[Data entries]
• • •

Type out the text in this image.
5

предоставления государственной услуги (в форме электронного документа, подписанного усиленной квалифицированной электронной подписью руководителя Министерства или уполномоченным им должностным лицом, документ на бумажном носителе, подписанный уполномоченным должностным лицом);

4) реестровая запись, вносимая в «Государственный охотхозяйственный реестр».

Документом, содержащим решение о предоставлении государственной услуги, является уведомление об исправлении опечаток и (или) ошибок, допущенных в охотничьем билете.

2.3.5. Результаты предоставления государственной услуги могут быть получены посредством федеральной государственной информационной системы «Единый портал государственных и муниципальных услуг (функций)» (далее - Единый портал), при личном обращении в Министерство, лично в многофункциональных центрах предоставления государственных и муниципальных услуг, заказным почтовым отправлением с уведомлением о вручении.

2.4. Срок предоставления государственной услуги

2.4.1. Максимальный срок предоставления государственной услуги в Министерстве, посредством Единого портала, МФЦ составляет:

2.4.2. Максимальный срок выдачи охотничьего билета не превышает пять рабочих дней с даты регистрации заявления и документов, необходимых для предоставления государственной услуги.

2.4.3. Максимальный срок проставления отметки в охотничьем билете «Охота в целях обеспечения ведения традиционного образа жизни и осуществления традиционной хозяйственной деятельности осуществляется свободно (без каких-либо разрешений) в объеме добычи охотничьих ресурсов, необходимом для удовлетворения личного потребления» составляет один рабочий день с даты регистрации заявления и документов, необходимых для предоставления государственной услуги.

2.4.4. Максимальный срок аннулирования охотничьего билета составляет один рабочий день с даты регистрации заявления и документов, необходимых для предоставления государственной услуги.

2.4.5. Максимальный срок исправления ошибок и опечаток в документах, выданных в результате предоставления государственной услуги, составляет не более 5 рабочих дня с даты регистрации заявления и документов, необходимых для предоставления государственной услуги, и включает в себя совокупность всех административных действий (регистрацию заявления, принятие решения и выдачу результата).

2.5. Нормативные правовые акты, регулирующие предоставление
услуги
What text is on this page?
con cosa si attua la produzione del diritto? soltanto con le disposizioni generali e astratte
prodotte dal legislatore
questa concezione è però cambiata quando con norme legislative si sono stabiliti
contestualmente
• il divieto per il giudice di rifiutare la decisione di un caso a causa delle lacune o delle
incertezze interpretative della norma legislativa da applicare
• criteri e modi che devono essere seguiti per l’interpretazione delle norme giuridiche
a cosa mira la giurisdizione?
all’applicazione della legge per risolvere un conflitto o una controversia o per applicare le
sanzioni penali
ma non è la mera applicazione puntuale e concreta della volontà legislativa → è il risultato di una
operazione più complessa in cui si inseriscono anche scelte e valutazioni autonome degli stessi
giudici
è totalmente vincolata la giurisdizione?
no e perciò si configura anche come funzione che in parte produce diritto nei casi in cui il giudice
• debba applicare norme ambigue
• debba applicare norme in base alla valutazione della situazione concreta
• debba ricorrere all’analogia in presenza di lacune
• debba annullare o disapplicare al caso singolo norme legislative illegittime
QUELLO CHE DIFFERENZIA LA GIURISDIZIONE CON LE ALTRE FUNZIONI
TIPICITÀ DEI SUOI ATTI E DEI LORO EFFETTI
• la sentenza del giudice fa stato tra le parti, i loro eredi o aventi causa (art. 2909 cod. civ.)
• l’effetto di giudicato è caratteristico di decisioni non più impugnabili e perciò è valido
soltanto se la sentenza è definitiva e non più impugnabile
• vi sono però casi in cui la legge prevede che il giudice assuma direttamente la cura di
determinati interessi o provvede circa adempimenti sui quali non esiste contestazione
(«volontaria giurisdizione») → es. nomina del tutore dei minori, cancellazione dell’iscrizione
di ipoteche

• • •

* [YOUR TASK] Your answer should consist only of the lines from the one with "What text is on this page?" through the end of the data above, reproduced exactly.

* [SOLUTION TO THE PROBLEM]
What text is on this page?
con cosa si attua la produzione del diritto? soltanto con le disposizioni generali e astratte
prodotte dal legislatore
questa concezione è però cambiata quando con norme legislative si sono stabiliti
contestualmente
• il divieto per il giudice di rifiutare la decisione di un caso a causa delle lacune o delle
incertezze interpretative della norma legislativa da applicare
• criteri e modi che devono essere seguiti per l’interpretazione delle norme giuridiche
a cosa mira la giurisdizione?
all’applicazione della legge per risolvere un conflitto o una controversia o per applicare le
sanzioni penali
ma non è la mera applicazione puntuale e concreta della volontà legislativa → è il risultato di una
operazione più complessa in cui si inseriscono anche scelte e valutazioni autonome degli stessi
giudici
è totalmente vincolata la giurisdizione?
no e perciò si configura anche come funzione che in parte produce diritto nei casi in cui il giudice
• debba applicare norme ambigue
• debba applicare norme in base alla valutazione della situazione concreta
• debba ricorrere all’analogia in presenza di lacune
• debba annullare o disapplicare al caso singolo norme legislative illegittime
QUELLO CHE DIFFERENZIA LA GIURISDIZIONE CON LE ALTRE FUNZIONI
TIPICITÀ DEI SUOI ATTI E DEI LORO EFFETTI
• la sentenza del giudice fa stato tra le parti, i loro eredi o aventi causa (art. 2909 cod. civ.)
• l’effetto di giudicato è caratteristico di decisioni non più impugnabili e perciò è valido
soltanto se la sentenza è definitiva e non più impugnabile
• vi sono però casi in cui la legge prevede che il giudice assuma direttamente la cura di
determinati interessi o provvede circa adempimenti sui quali non esiste contestazione
(«volontaria giurisdizione») → es. nomina del tutore dei minori, cancellazione dell’iscrizione
di ipoteche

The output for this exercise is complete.